Required task>
Copy all lines in which the word "Republic" can be found.

Records to use>
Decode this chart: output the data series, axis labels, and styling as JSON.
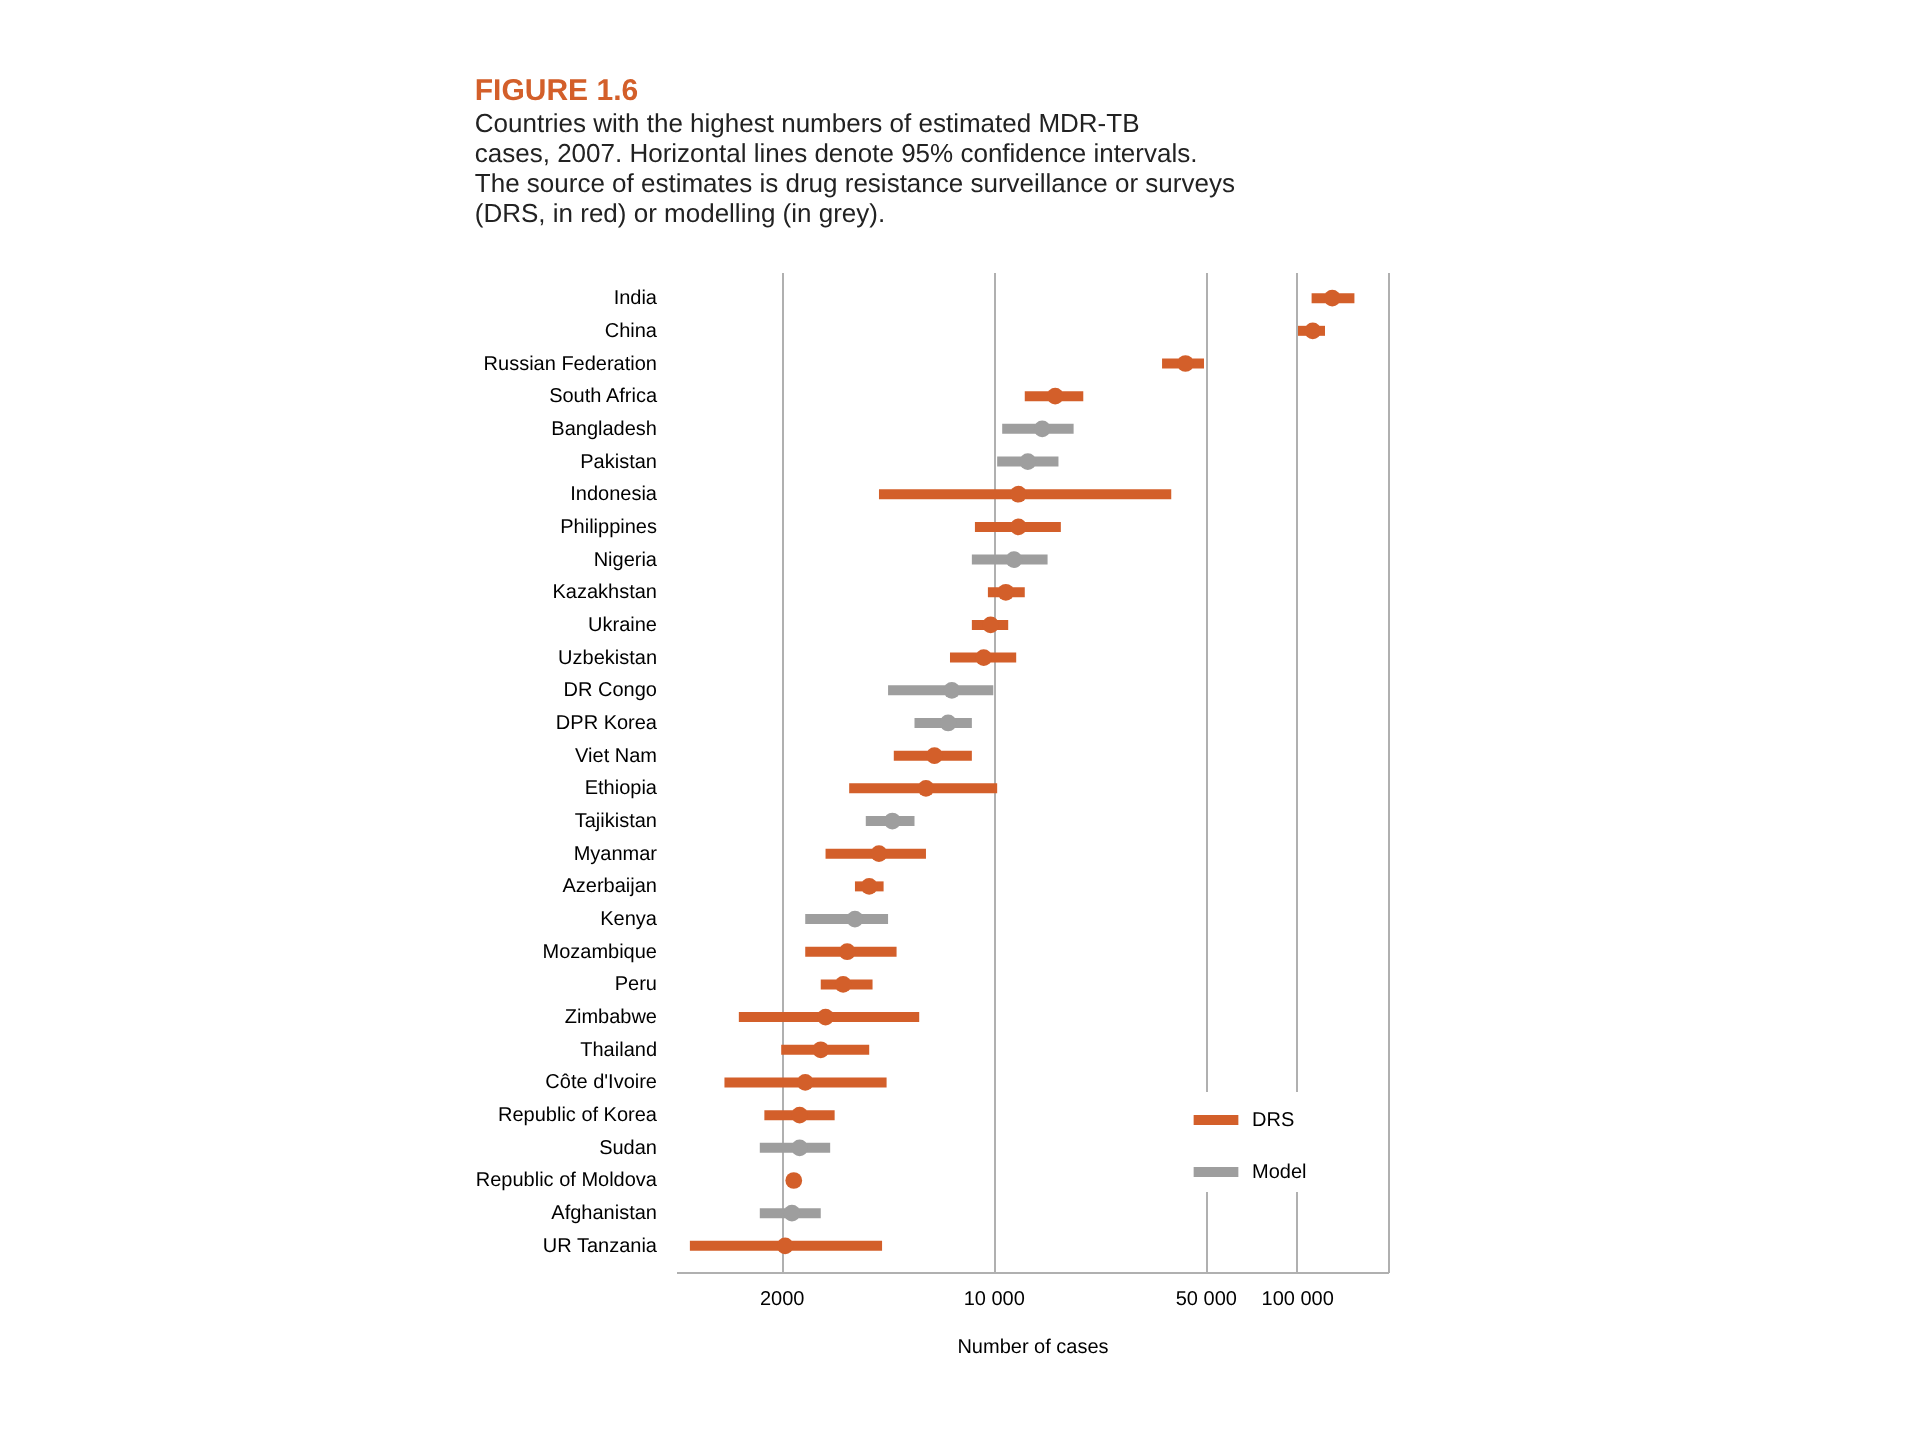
{
  "chart_data": {
    "type": "scatter",
    "title": "FIGURE 1.6",
    "subtitle": "Countries with the highest numbers of estimated MDR-TB\ncases, 2007. Horizontal lines denote 95% confidence intervals.\nThe source of estimates is drug resistance surveillance or surveys\n(DRS, in red) or modelling (in grey).",
    "xlabel": "Number of cases",
    "categories": [
      "India",
      "China",
      "Russian Federation",
      "South Africa",
      "Bangladesh",
      "Pakistan",
      "Indonesia",
      "Philippines",
      "Nigeria",
      "Kazakhstan",
      "Ukraine",
      "Uzbekistan",
      "DR Congo",
      "DPR Korea",
      "Viet Nam",
      "Ethiopia",
      "Tajikistan",
      "Myanmar",
      "Azerbaijan",
      "Kenya",
      "Mozambique",
      "Peru",
      "Zimbabwe",
      "Thailand",
      "Côte d'Ivoire",
      "Republic of Korea",
      "Sudan",
      "Republic of Moldova",
      "Afghanistan",
      "UR Tanzania"
    ],
    "series": [
      {
        "name": "DRS",
        "color": "#d35f2a",
        "values": [
          131000,
          113000,
          43000,
          16000,
          null,
          null,
          12100,
          12100,
          null,
          11000,
          9800,
          9300,
          null,
          null,
          6400,
          6000,
          null,
          4200,
          3900,
          null,
          3300,
          3200,
          2800,
          2700,
          2400,
          2300,
          null,
          2200,
          null,
          2060
        ],
        "errors": [
          [
            112000,
            155000
          ],
          [
            101000,
            124000
          ],
          [
            36000,
            49500
          ],
          [
            12700,
            19800
          ],
          null,
          null,
          [
            4200,
            38600
          ],
          [
            8700,
            16700
          ],
          null,
          [
            9600,
            12700
          ],
          [
            8500,
            11200
          ],
          [
            7200,
            11900
          ],
          null,
          null,
          [
            4700,
            8500
          ],
          [
            3350,
            10300
          ],
          null,
          [
            2800,
            6000
          ],
          [
            3500,
            4350
          ],
          null,
          [
            2400,
            4800
          ],
          [
            2700,
            4000
          ],
          [
            1450,
            5700
          ],
          [
            2000,
            3900
          ],
          [
            1300,
            4450
          ],
          [
            1760,
            3000
          ],
          null,
          [
            2130,
            2300
          ],
          null,
          [
            1000,
            4300
          ]
        ]
      },
      {
        "name": "Model",
        "color": "#9e9e9e",
        "values": [
          null,
          null,
          null,
          null,
          14500,
          13000,
          null,
          null,
          11700,
          null,
          null,
          null,
          7300,
          7100,
          null,
          null,
          4650,
          null,
          null,
          3500,
          null,
          null,
          null,
          null,
          null,
          null,
          2300,
          null,
          2170,
          null
        ],
        "errors": [
          null,
          null,
          null,
          null,
          [
            10700,
            18400
          ],
          [
            10300,
            16400
          ],
          null,
          null,
          [
            8500,
            15100
          ],
          null,
          null,
          null,
          [
            4500,
            10000
          ],
          [
            5500,
            8500
          ],
          null,
          null,
          [
            3800,
            5500
          ],
          null,
          null,
          [
            2400,
            4500
          ],
          null,
          null,
          null,
          null,
          null,
          null,
          [
            1700,
            2900
          ],
          null,
          [
            1700,
            2700
          ],
          null
        ]
      }
    ],
    "log": "x",
    "xlim": [
      900,
      200000
    ],
    "orientation": "horizontal",
    "xticks": [
      {
        "value": 2000,
        "label": "2000"
      },
      {
        "value": 10000,
        "label": "10 000"
      },
      {
        "value": 50000,
        "label": "50 000"
      },
      {
        "value": 100000,
        "label": "100 000"
      },
      {
        "value": 200000,
        "label": null
      }
    ],
    "grid": "x",
    "legend": "bottom right",
    "marker": "circle"
  }
}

Written response>
      "Republic of Korea",
      "Republic of Moldova",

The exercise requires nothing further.